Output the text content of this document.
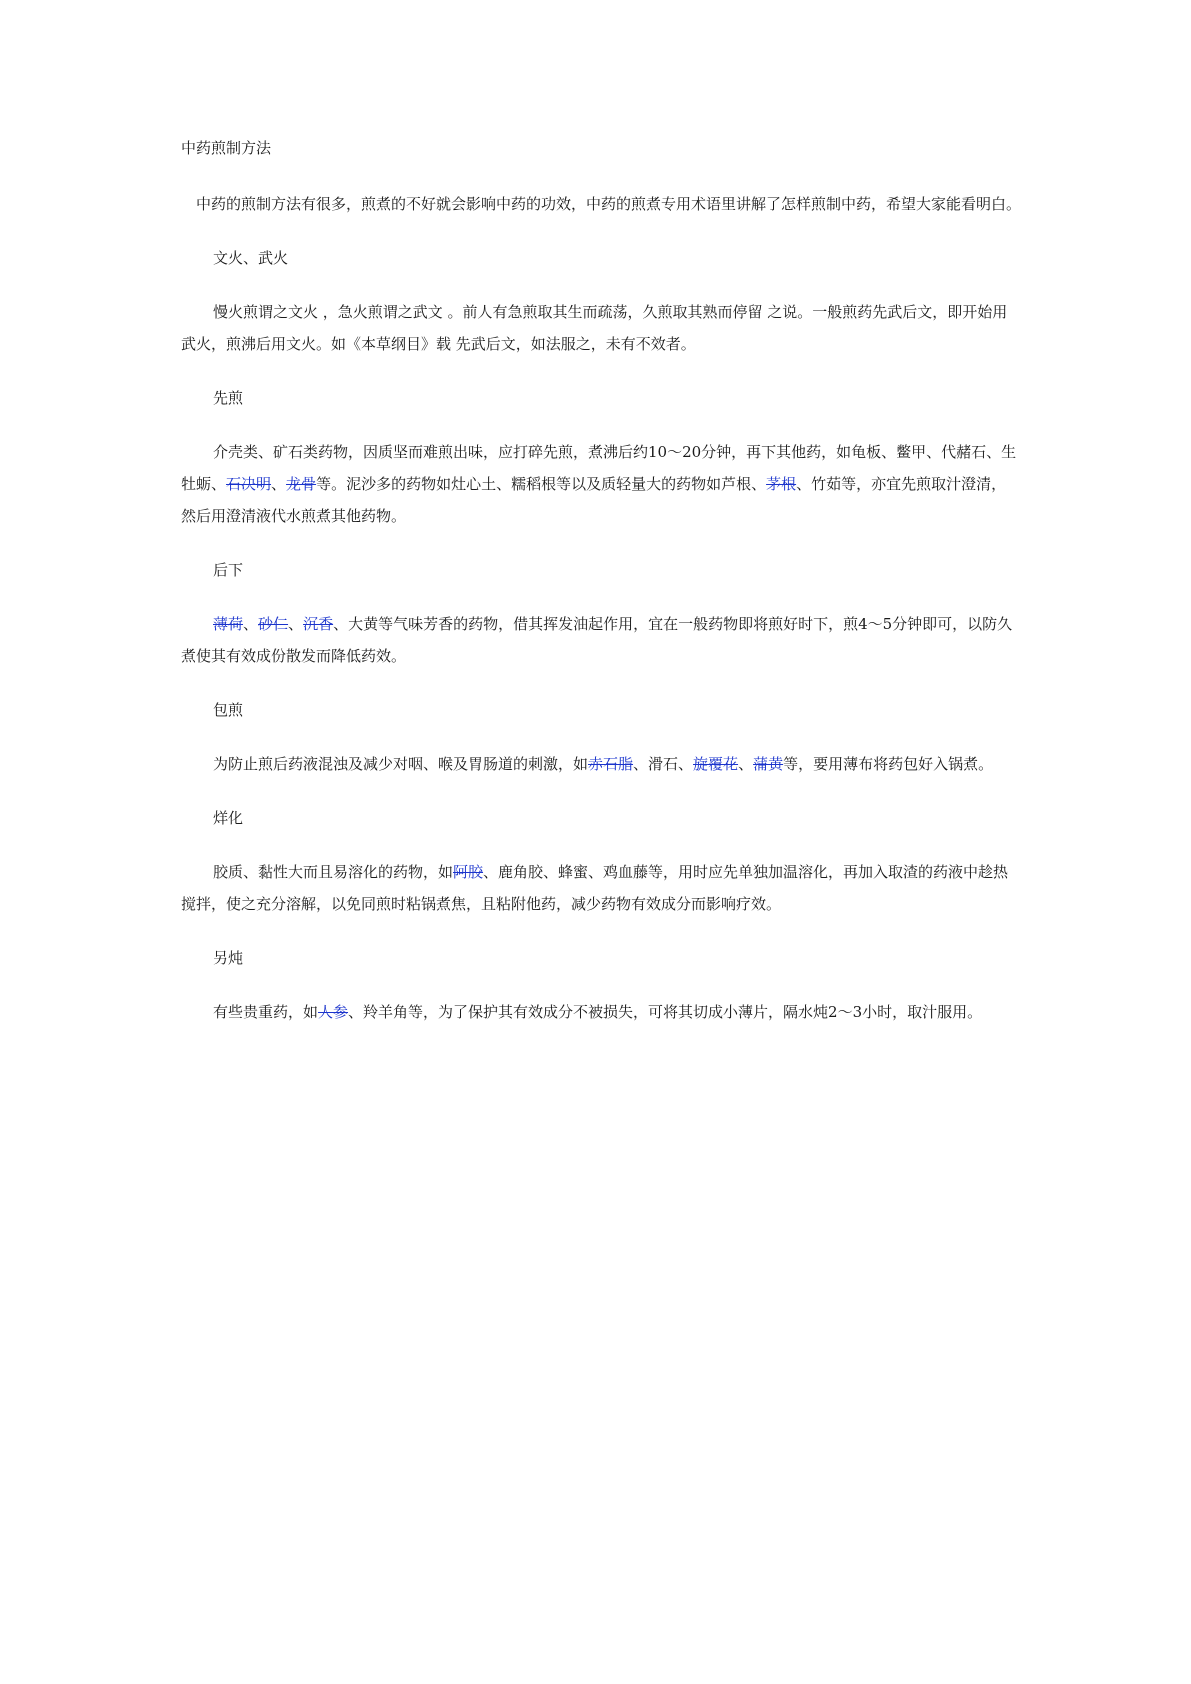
中药煎制方法

中药的煎制方法有很多，煎煮的不好就会影响中药的功效，中药的煎煮专用术语里讲解了怎样煎制中药，希望大家能看明白。

文火、武火

慢火煎谓之文火 ，急火煎谓之武文 。前人有急煎取其生而疏荡，久煎取其熟而停留 之说。一般煎药先武后文，即开始用武火，煎沸后用文火。如《本草纲目》载 先武后文，如法服之，未有不效者。

先煎

介壳类、矿石类药物，因质坚而难煎出味，应打碎先煎，煮沸后约10～20分钟，再下其他药，如龟板、鳖甲、代赭石、生牡蛎、石决明、龙骨等。泥沙多的药物如灶心土、糯稻根等以及质轻量大的药物如芦根、茅根、竹茹等，亦宜先煎取汁澄清，然后用澄清液代水煎煮其他药物。

后下

薄荷、砂仁、沉香、大黄等气味芳香的药物，借其挥发油起作用，宜在一般药物即将煎好时下，煎4～5分钟即可，以防久煮使其有效成份散发而降低药效。

包煎

为防止煎后药液混浊及减少对咽、喉及胃肠道的刺激，如赤石脂、滑石、旋覆花、蒲黄等，要用薄布将药包好入锅煮。

烊化

胶质、黏性大而且易溶化的药物，如阿胶、鹿角胶、蜂蜜、鸡血藤等，用时应先单独加温溶化，再加入取渣的药液中趁热搅拌，使之充分溶解，以免同煎时粘锅煮焦，且粘附他药，减少药物有效成分而影响疗效。

另炖

有些贵重药，如人参、羚羊角等，为了保护其有效成分不被损失，可将其切成小薄片，隔水炖2～3小时，取汁服用。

* * * * * * *

Required work> Reproduce the material above in full and without alteration, but skip all pictures.

Answer to the exercise>
Output the text content of this document.
中药煎制方法

中药的煎制方法有很多，煎煮的不好就会影响中药的功效，中药的煎煮专用术语里讲解了怎样煎制中药，希望大家能看明白。

文火、武火

慢火煎谓之文火 ，急火煎谓之武文 。前人有急煎取其生而疏荡，久煎取其熟而停留 之说。一般煎药先武后文，即开始用武火，煎沸后用文火。如《本草纲目》载 先武后文，如法服之，未有不效者。

先煎

介壳类、矿石类药物，因质坚而难煎出味，应打碎先煎，煮沸后约10～20分钟，再下其他药，如龟板、鳖甲、代赭石、生牡蛎、石决明、龙骨等。泥沙多的药物如灶心土、糯稻根等以及质轻量大的药物如芦根、茅根、竹茹等，亦宜先煎取汁澄清，然后用澄清液代水煎煮其他药物。

后下

薄荷、砂仁、沉香、大黄等气味芳香的药物，借其挥发油起作用，宜在一般药物即将煎好时下，煎4～5分钟即可，以防久煮使其有效成份散发而降低药效。

包煎

为防止煎后药液混浊及减少对咽、喉及胃肠道的刺激，如赤石脂、滑石、旋覆花、蒲黄等，要用薄布将药包好入锅煮。

烊化

胶质、黏性大而且易溶化的药物，如阿胶、鹿角胶、蜂蜜、鸡血藤等，用时应先单独加温溶化，再加入取渣的药液中趁热搅拌，使之充分溶解，以免同煎时粘锅煮焦，且粘附他药，减少药物有效成分而影响疗效。

另炖

有些贵重药，如人参、羚羊角等，为了保护其有效成分不被损失，可将其切成小薄片，隔水炖2～3小时，取汁服用。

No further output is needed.